Aim of the exercise: Report only the number of lines in this material that include the string "page".

— BEGIN —

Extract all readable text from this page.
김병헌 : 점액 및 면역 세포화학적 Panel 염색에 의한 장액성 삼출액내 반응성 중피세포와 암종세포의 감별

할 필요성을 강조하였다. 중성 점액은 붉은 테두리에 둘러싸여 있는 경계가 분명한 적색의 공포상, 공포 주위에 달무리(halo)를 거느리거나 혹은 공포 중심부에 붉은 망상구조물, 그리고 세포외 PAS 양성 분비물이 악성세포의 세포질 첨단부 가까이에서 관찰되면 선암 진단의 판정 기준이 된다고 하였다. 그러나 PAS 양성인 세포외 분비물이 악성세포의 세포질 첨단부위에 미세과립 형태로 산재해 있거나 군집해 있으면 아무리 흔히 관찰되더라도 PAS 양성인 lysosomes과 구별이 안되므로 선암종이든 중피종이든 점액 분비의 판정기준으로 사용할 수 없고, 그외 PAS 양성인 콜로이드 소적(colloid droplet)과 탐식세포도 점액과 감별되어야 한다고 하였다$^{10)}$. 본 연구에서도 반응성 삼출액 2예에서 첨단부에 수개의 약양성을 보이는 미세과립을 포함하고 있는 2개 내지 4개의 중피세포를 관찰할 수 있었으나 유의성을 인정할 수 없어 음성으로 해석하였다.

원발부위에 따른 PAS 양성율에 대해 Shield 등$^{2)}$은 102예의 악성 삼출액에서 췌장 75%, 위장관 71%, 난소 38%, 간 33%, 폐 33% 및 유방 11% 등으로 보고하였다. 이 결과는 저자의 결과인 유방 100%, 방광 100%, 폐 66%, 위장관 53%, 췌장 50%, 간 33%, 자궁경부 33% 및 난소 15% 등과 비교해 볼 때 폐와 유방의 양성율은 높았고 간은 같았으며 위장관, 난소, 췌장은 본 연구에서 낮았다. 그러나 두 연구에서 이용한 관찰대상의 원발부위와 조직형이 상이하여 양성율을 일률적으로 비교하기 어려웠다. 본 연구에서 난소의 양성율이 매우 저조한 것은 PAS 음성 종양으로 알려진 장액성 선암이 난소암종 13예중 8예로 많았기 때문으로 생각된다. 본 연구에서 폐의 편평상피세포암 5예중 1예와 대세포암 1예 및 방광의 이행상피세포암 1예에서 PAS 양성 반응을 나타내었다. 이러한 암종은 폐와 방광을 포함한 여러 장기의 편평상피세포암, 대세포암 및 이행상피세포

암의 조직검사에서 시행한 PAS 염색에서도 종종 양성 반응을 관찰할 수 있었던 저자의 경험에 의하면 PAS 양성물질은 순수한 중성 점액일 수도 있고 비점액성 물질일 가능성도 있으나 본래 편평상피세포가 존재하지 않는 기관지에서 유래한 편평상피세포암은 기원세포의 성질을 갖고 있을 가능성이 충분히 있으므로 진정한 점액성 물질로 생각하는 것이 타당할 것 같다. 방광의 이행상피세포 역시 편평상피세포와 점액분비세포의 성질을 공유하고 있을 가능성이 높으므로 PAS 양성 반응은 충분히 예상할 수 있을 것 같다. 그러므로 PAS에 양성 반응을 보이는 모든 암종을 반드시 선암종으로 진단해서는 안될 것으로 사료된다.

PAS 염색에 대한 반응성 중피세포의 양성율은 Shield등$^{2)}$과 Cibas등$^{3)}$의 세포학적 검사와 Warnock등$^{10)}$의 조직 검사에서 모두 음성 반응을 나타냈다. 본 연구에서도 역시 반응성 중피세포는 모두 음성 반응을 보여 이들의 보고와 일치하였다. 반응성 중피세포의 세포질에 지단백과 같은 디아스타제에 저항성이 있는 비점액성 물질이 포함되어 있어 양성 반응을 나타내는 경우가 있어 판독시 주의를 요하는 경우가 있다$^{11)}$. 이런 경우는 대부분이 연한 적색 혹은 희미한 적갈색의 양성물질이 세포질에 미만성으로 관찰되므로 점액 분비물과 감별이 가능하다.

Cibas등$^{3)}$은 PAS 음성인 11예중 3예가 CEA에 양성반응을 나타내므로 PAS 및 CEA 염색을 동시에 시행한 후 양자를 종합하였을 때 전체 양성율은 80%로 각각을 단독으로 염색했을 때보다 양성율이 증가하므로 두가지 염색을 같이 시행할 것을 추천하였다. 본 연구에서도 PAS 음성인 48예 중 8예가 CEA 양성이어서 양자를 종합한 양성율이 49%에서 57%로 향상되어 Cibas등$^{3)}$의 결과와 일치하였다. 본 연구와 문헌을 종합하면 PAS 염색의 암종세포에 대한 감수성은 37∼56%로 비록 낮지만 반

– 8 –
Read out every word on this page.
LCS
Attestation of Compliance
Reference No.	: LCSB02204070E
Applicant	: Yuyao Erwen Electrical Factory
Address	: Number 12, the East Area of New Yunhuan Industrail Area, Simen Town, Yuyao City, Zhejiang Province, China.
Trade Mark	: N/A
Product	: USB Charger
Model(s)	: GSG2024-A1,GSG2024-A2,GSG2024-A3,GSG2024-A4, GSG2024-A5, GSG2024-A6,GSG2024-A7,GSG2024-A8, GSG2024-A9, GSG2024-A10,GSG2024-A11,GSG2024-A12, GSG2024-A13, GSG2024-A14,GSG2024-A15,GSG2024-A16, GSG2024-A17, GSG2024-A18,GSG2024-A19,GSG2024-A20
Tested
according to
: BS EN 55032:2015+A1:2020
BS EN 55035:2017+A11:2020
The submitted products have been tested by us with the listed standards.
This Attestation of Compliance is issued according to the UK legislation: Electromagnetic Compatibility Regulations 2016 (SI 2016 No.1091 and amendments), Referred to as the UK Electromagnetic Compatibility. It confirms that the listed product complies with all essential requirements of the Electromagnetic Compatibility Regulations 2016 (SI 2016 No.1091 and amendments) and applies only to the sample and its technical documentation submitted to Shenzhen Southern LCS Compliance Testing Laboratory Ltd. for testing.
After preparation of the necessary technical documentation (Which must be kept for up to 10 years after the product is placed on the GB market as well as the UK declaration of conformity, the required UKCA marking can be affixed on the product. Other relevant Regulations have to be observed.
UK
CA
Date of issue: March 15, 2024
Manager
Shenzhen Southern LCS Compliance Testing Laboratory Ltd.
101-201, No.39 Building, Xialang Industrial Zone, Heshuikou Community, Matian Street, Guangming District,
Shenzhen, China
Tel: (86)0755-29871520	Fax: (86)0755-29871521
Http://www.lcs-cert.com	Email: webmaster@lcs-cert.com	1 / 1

— END —

Reply to the exercise: 2